What you will do – Extract all lines in the data that contain the word "AdjFreqAmp".

Source records –
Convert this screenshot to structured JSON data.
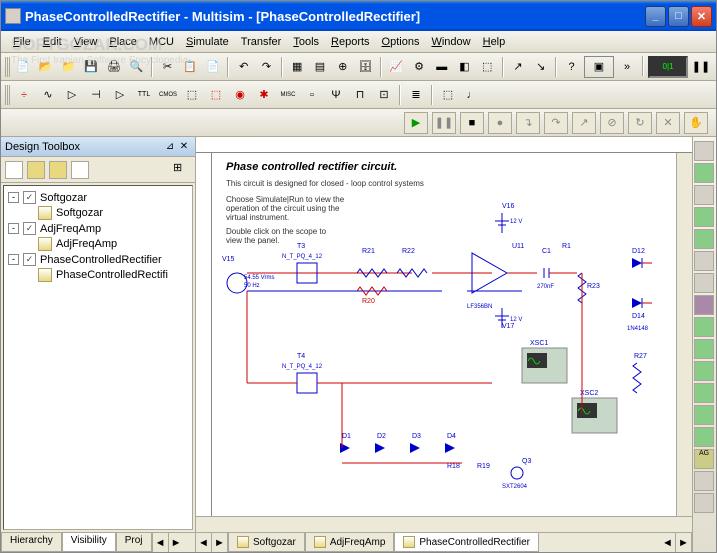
{
  "window": {
    "title": "PhaseControlledRectifier - Multisim - [PhaseControlledRectifier]"
  },
  "menu": {
    "file": "File",
    "edit": "Edit",
    "view": "View",
    "place": "Place",
    "mcu": "MCU",
    "simulate": "Simulate",
    "transfer": "Transfer",
    "tools": "Tools",
    "reports": "Reports",
    "options": "Options",
    "window": "Window",
    "help": "Help"
  },
  "sidebar": {
    "title": "Design Toolbox",
    "items": [
      {
        "label": "Softgozar",
        "child": "Softgozar"
      },
      {
        "label": "AdjFreqAmp",
        "child": "AdjFreqAmp"
      },
      {
        "label": "PhaseControlledRectifier",
        "child": "PhaseControlledRectifi"
      }
    ],
    "tabs": {
      "hierarchy": "Hierarchy",
      "visibility": "Visibility",
      "proj": "Proj"
    }
  },
  "schematic": {
    "title": "Phase controlled rectifier circuit.",
    "desc1": "This circuit is designed for closed - loop control systems",
    "desc2": "Choose Simulate|Run to view the",
    "desc3": "operation of the circuit using the",
    "desc4": "virtual instrument.",
    "desc5": "Double click on the scope to",
    "desc6": "view the panel.",
    "components": {
      "v15": "V15",
      "v15val": "54.55 Vrms",
      "v15freq": "50 Hz",
      "t3": "T3",
      "t3val": "N_T_PQ_4_12",
      "t4": "T4",
      "t4val": "N_T_PQ_4_12",
      "r20": "R20",
      "r21": "R21",
      "r22": "R22",
      "r23": "R23",
      "d1": "D1",
      "d2": "D2",
      "d3": "D3",
      "d4": "D4",
      "d12": "D12",
      "d14": "D14",
      "v16": "V16",
      "v16val": "12 V",
      "v17": "V17",
      "v17val": "12 V",
      "u11": "U11",
      "u11val": "LF356BN",
      "c1": "C1",
      "c1val": "270nF",
      "r1": "R1",
      "xsc1": "XSC1",
      "xsc2": "XSC2",
      "q3": "Q3",
      "q3val": "SXT2604",
      "r18": "R18",
      "r19": "R19",
      "in4148": "1N4148"
    }
  },
  "doc_tabs": {
    "t1": "Softgozar",
    "t2": "AdjFreqAmp",
    "t3": "PhaseControlledRectifier"
  },
  "watermark": {
    "line1": "SOFTGOZAR.COM",
    "line2": "The First Iranian Software Encyclopedia"
  }
}
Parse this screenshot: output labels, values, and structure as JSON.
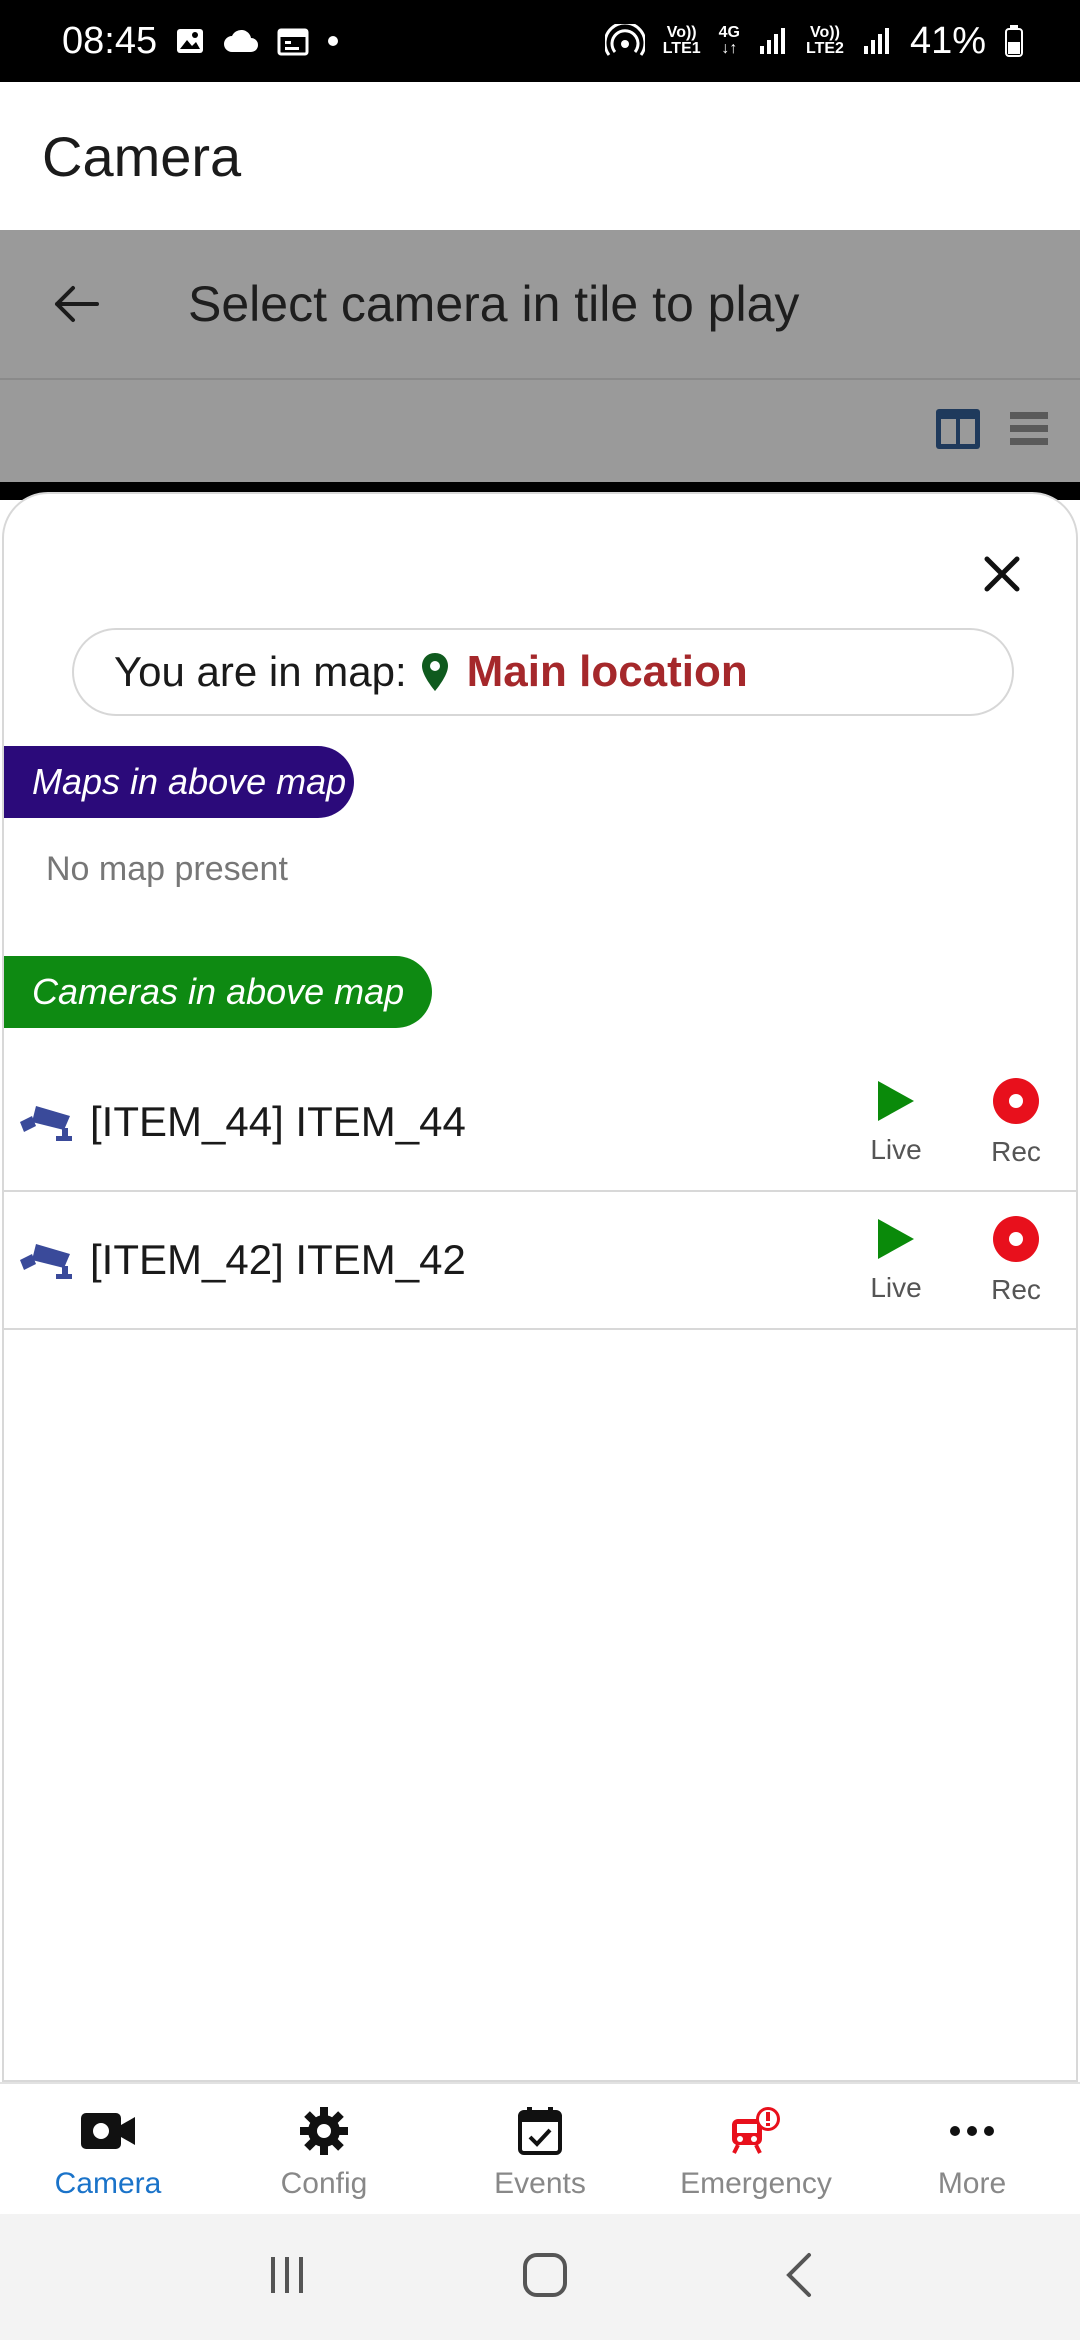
{
  "status_bar": {
    "time": "08:45",
    "lte1_label": "LTE1",
    "lte2_label": "LTE2",
    "network": "4G",
    "battery": "41%"
  },
  "app_bar": {
    "title": "Camera"
  },
  "toolbar": {
    "title": "Select camera in tile to play"
  },
  "sheet": {
    "location_label": "You are in map:",
    "location_value": "Main location",
    "maps_section": "Maps in above map",
    "no_map_text": "No map present",
    "cameras_section": "Cameras in above map",
    "cameras": [
      {
        "label": "[ITEM_44] ITEM_44",
        "live": "Live",
        "rec": "Rec"
      },
      {
        "label": "[ITEM_42] ITEM_42",
        "live": "Live",
        "rec": "Rec"
      }
    ]
  },
  "bottom_nav": {
    "items": [
      {
        "label": "Camera",
        "icon": "camera-icon"
      },
      {
        "label": "Config",
        "icon": "gear-icon"
      },
      {
        "label": "Events",
        "icon": "calendar-check-icon"
      },
      {
        "label": "Emergency",
        "icon": "emergency-icon"
      },
      {
        "label": "More",
        "icon": "more-icon"
      }
    ]
  },
  "colors": {
    "location_value": "#a5282b",
    "maps_tag": "#2b0a7a",
    "cameras_tag": "#0e8a12",
    "live": "#0a8a0a",
    "rec": "#e8101c",
    "active_nav": "#1a73c9",
    "cctv_icon": "#3a4a9a"
  }
}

Full response –
        "label": "AdjFreqAmp",
        "child": "AdjFreqAmp"
    "t2": "AdjFreqAmp",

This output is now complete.